### [INSTRUCTIONS FOR THE TASK]
Write out the records beneath this line exactly as they appear, minus any images.

- - - - -

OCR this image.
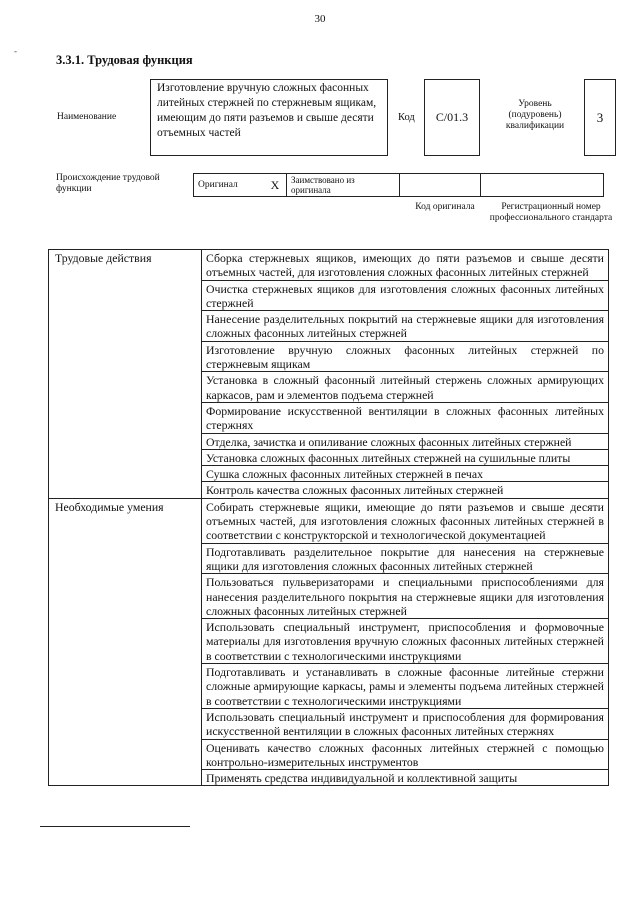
30
-
3.3.1. Трудовая функция
Наименование
Изготовление вручную сложных фасонных литейных стержней по стержневым ящикам, имеющим до пяти разъемов и свыше десяти отъемных частей
Код	C/01.3
Уровень (подуровень) квалификации
3
Происхождение трудовой функции	Оригинал	X	Заимствовано из оригинала		
Код оригинала	Регистрационный номер профессионального стандарта
Трудовые действия	Сборка стержневых ящиков, имеющих до пяти разъемов и свыше десяти отъемных частей, для изготовления сложных фасонных литейных стержней
	Очистка стержневых ящиков для изготовления сложных фасонных литейных стержней
	Нанесение разделительных покрытий на стержневые ящики для изготовления сложных фасонных литейных стержней
	Изготовление вручную сложных фасонных литейных стержней по стержневым ящикам
	Установка в сложный фасонный литейный стержень сложных армирующих каркасов, рам и элементов подъема стержней
	Формирование искусственной вентиляции в сложных фасонных литейных стержнях
	Отделка, зачистка и опиливание сложных фасонных литейных стержней
	Установка сложных фасонных литейных стержней на сушильные плиты
	Сушка сложных фасонных литейных стержней в печах
	Контроль качества сложных фасонных литейных стержней
Необходимые умения	Собирать стержневые ящики, имеющие до пяти разъемов и свыше десяти отъемных частей, для изготовления сложных фасонных литейных стержней в соответствии с конструкторской и технологической документацией
	Подготавливать разделительное покрытие для нанесения на стержневые ящики для изготовления сложных фасонных литейных стержней
	Пользоваться пульверизаторами и специальными приспособлениями для нанесения разделительного покрытия на стержневые ящики для изготовления сложных фасонных литейных стержней
	Использовать специальный инструмент, приспособления и формовочные материалы для изготовления вручную сложных фасонных литейных стержней в соответствии с технологическими инструкциями
	Подготавливать и устанавливать в сложные фасонные литейные стержни сложные армирующие каркасы, рамы и элементы подъема литейных стержней в соответствии с технологическими инструкциями
	Использовать специальный инструмент и приспособления для формирования искусственной вентиляции в сложных фасонных литейных стержнях
	Оценивать качество сложных фасонных литейных стержней с помощью контрольно-измерительных инструментов
	Применять средства индивидуальной и коллективной защиты
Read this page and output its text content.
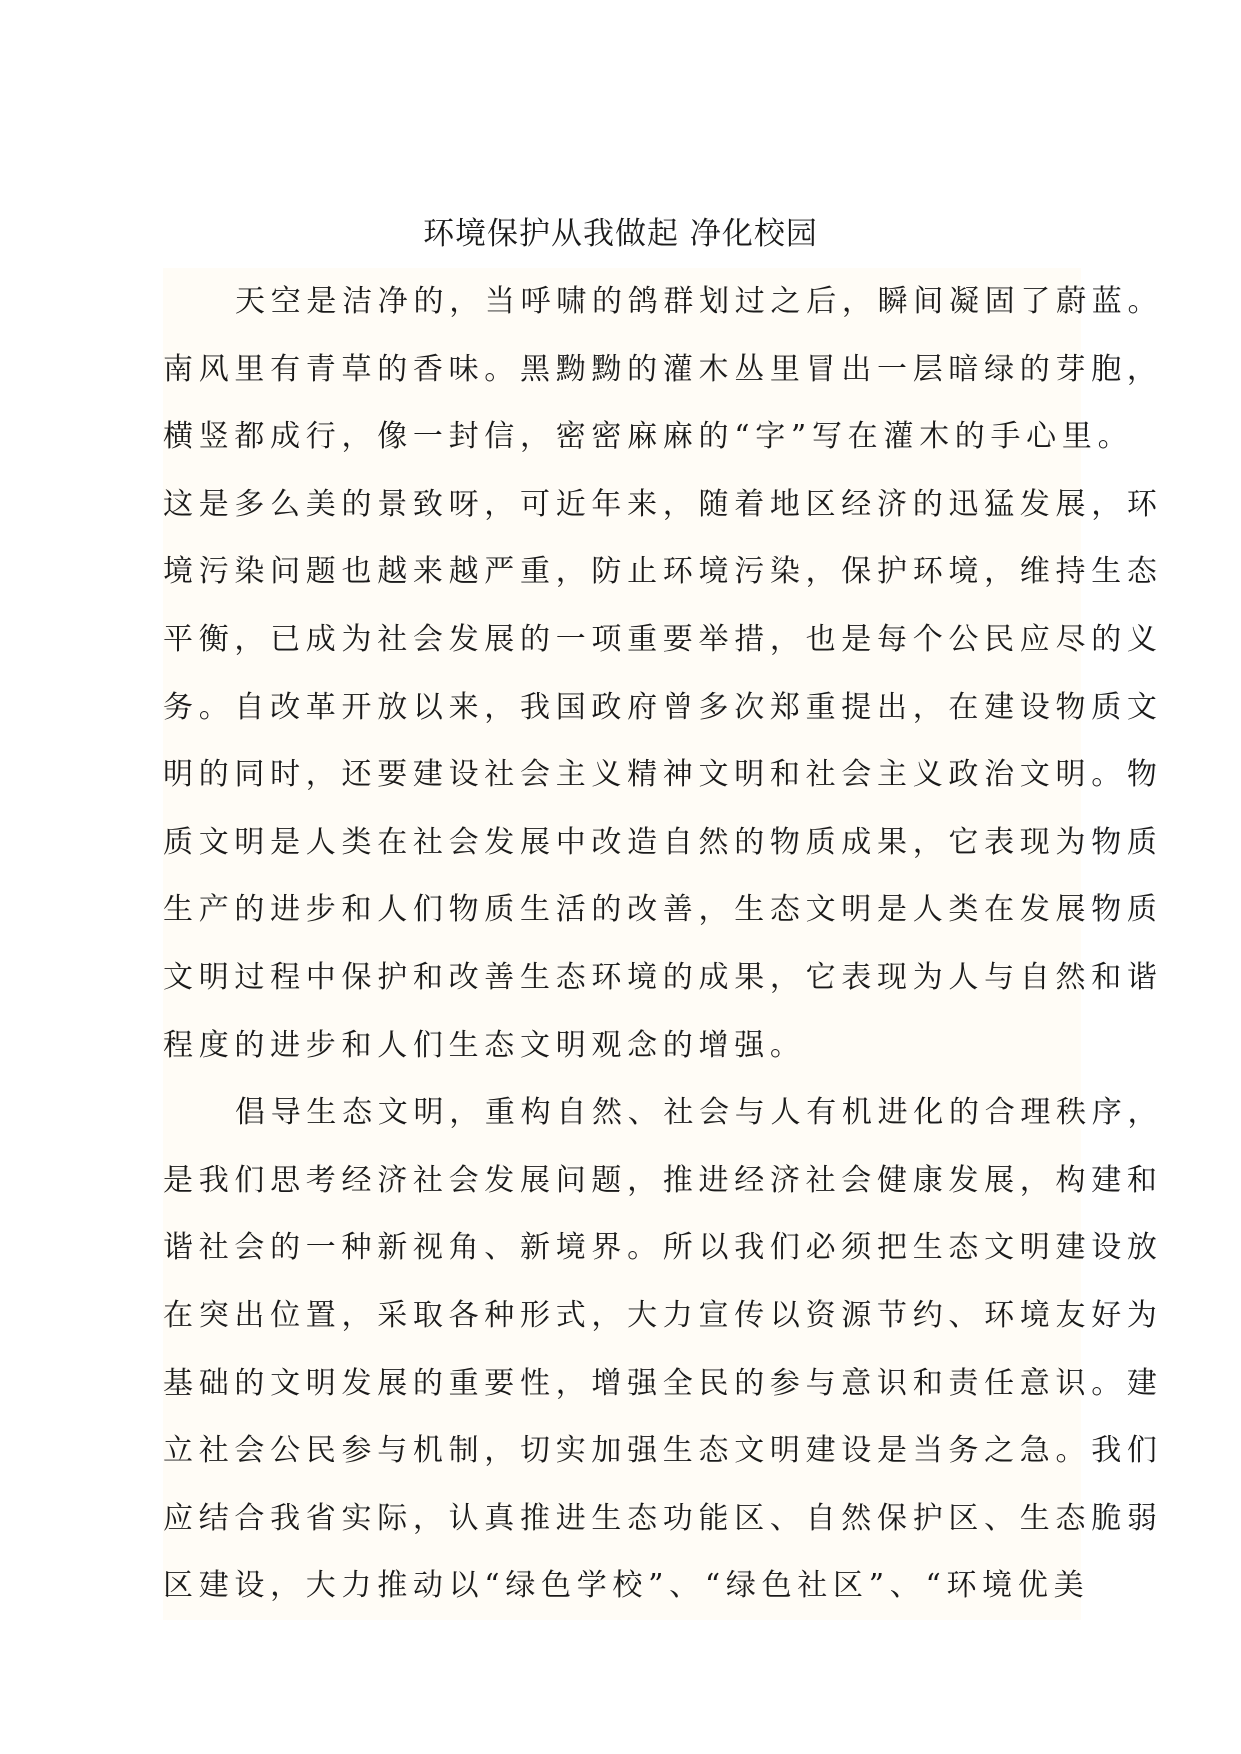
环境保护从我做起 净化校园
天空是洁净的，当呼啸的鸽群划过之后，瞬间凝固了蔚蓝。
南风里有青草的香味。黑黝黝的灌木丛里冒出一层暗绿的芽胞，
横竖都成行，像一封信，密密麻麻的“字”写在灌木的手心里。
这是多么美的景致呀，可近年来，随着地区经济的迅猛发展，环
境污染问题也越来越严重，防止环境污染，保护环境，维持生态
平衡，已成为社会发展的一项重要举措，也是每个公民应尽的义
务。自改革开放以来，我国政府曾多次郑重提出，在建设物质文
明的同时，还要建设社会主义精神文明和社会主义政治文明。物
质文明是人类在社会发展中改造自然的物质成果，它表现为物质
生产的进步和人们物质生活的改善，生态文明是人类在发展物质
文明过程中保护和改善生态环境的成果，它表现为人与自然和谐
程度的进步和人们生态文明观念的增强。
倡导生态文明，重构自然、社会与人有机进化的合理秩序，
是我们思考经济社会发展问题，推进经济社会健康发展，构建和
谐社会的一种新视角、新境界。所以我们必须把生态文明建设放
在突出位置，采取各种形式，大力宣传以资源节约、环境友好为
基础的文明发展的重要性，增强全民的参与意识和责任意识。建
立社会公民参与机制，切实加强生态文明建设是当务之急。我们
应结合我省实际，认真推进生态功能区、自然保护区、生态脆弱
区建设，大力推动以“绿色学校”、“绿色社区”、“环境优美
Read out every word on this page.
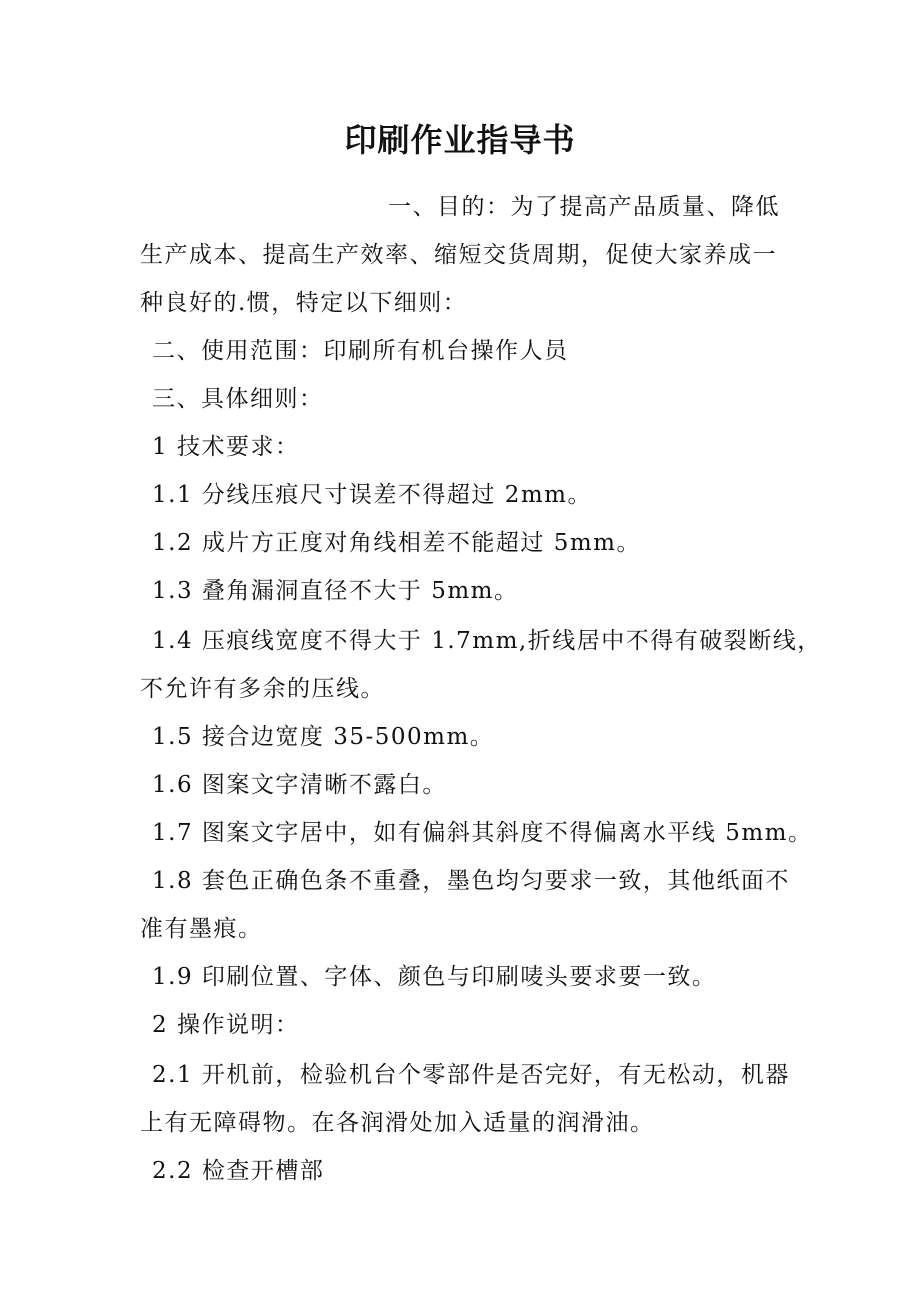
印刷作业指导书
一、目的：为了提高产品质量、降低
生产成本、提高生产效率、缩短交货周期，促使大家养成一
种良好的.惯，特定以下细则：
二、使用范围：印刷所有机台操作人员
三、具体细则：
1 技术要求：
1.1 分线压痕尺寸误差不得超过 2mm。
1.2 成片方正度对角线相差不能超过 5mm。
1.3 叠角漏洞直径不大于 5mm。
1.4 压痕线宽度不得大于 1.7mm,折线居中不得有破裂断线，
不允许有多余的压线。
1.5 接合边宽度 35-500mm。
1.6 图案文字清晰不露白。
1.7 图案文字居中，如有偏斜其斜度不得偏离水平线 5mm。
1.8 套色正确色条不重叠，墨色均匀要求一致，其他纸面不
准有墨痕。
1.9 印刷位置、字体、颜色与印刷唛头要求要一致。
2 操作说明：
2.1 开机前，检验机台个零部件是否完好，有无松动，机器
上有无障碍物。在各润滑处加入适量的润滑油。
2.2 检查开槽部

- - - - -

### [WORKED ANSWER]
OCR this image.
30
-
3.3.1. Трудовая функция
Наименование
Изготовление вручную сложных фасонных литейных стержней по стержневым ящикам, имеющим до пяти разъемов и свыше десяти отъемных частей
Код	C/01.3
Уровень (подуровень) квалификации
3
Происхождение трудовой функции	Оригинал	X	Заимствовано из оригинала		
Код оригинала	Регистрационный номер профессионального стандарта
Трудовые действия	Сборка стержневых ящиков, имеющих до пяти разъемов и свыше десяти отъемных частей, для изготовления сложных фасонных литейных стержней
	Очистка стержневых ящиков для изготовления сложных фасонных литейных стержней
	Нанесение разделительных покрытий на стержневые ящики для изготовления сложных фасонных литейных стержней
	Изготовление вручную сложных фасонных литейных стержней по стержневым ящикам
	Установка в сложный фасонный литейный стержень сложных армирующих каркасов, рам и элементов подъема стержней
	Формирование искусственной вентиляции в сложных фасонных литейных стержнях
	Отделка, зачистка и опиливание сложных фасонных литейных стержней
	Установка сложных фасонных литейных стержней на сушильные плиты
	Сушка сложных фасонных литейных стержней в печах
	Контроль качества сложных фасонных литейных стержней
Необходимые умения	Собирать стержневые ящики, имеющие до пяти разъемов и свыше десяти отъемных частей, для изготовления сложных фасонных литейных стержней в соответствии с конструкторской и технологической документацией
	Подготавливать разделительное покрытие для нанесения на стержневые ящики для изготовления сложных фасонных литейных стержней
	Пользоваться пульверизаторами и специальными приспособлениями для нанесения разделительного покрытия на стержневые ящики для изготовления сложных фасонных литейных стержней
	Использовать специальный инструмент, приспособления и формовочные материалы для изготовления вручную сложных фасонных литейных стержней в соответствии с технологическими инструкциями
	Подготавливать и устанавливать в сложные фасонные литейные стержни сложные армирующие каркасы, рамы и элементы подъема литейных стержней в соответствии с технологическими инструкциями
	Использовать специальный инструмент и приспособления для формирования искусственной вентиляции в сложных фасонных литейных стержнях
	Оценивать качество сложных фасонных литейных стержней с помощью контрольно-измерительных инструментов
	Применять средства индивидуальной и коллективной защиты
Read this page and output its text content.
环境保护从我做起 净化校园
天空是洁净的，当呼啸的鸽群划过之后，瞬间凝固了蔚蓝。
南风里有青草的香味。黑黝黝的灌木丛里冒出一层暗绿的芽胞，
横竖都成行，像一封信，密密麻麻的“字”写在灌木的手心里。
这是多么美的景致呀，可近年来，随着地区经济的迅猛发展，环
境污染问题也越来越严重，防止环境污染，保护环境，维持生态
平衡，已成为社会发展的一项重要举措，也是每个公民应尽的义
务。自改革开放以来，我国政府曾多次郑重提出，在建设物质文
明的同时，还要建设社会主义精神文明和社会主义政治文明。物
质文明是人类在社会发展中改造自然的物质成果，它表现为物质
生产的进步和人们物质生活的改善，生态文明是人类在发展物质
文明过程中保护和改善生态环境的成果，它表现为人与自然和谐
程度的进步和人们生态文明观念的增强。
倡导生态文明，重构自然、社会与人有机进化的合理秩序，
是我们思考经济社会发展问题，推进经济社会健康发展，构建和
谐社会的一种新视角、新境界。所以我们必须把生态文明建设放
在突出位置，采取各种形式，大力宣传以资源节约、环境友好为
基础的文明发展的重要性，增强全民的参与意识和责任意识。建
立社会公民参与机制，切实加强生态文明建设是当务之急。我们
应结合我省实际，认真推进生态功能区、自然保护区、生态脆弱
区建设，大力推动以“绿色学校”、“绿色社区”、“环境优美
Read out every word on this page.
印刷作业指导书
一、目的：为了提高产品质量、降低
生产成本、提高生产效率、缩短交货周期，促使大家养成一
种良好的.惯，特定以下细则：
二、使用范围：印刷所有机台操作人员
三、具体细则：
1 技术要求：
1.1 分线压痕尺寸误差不得超过 2mm。
1.2 成片方正度对角线相差不能超过 5mm。
1.3 叠角漏洞直径不大于 5mm。
1.4 压痕线宽度不得大于 1.7mm,折线居中不得有破裂断线，
不允许有多余的压线。
1.5 接合边宽度 35-500mm。
1.6 图案文字清晰不露白。
1.7 图案文字居中，如有偏斜其斜度不得偏离水平线 5mm。
1.8 套色正确色条不重叠，墨色均匀要求一致，其他纸面不
准有墨痕。
1.9 印刷位置、字体、颜色与印刷唛头要求要一致。
2 操作说明：
2.1 开机前，检验机台个零部件是否完好，有无松动，机器
上有无障碍物。在各润滑处加入适量的润滑油。
2.2 检查开槽部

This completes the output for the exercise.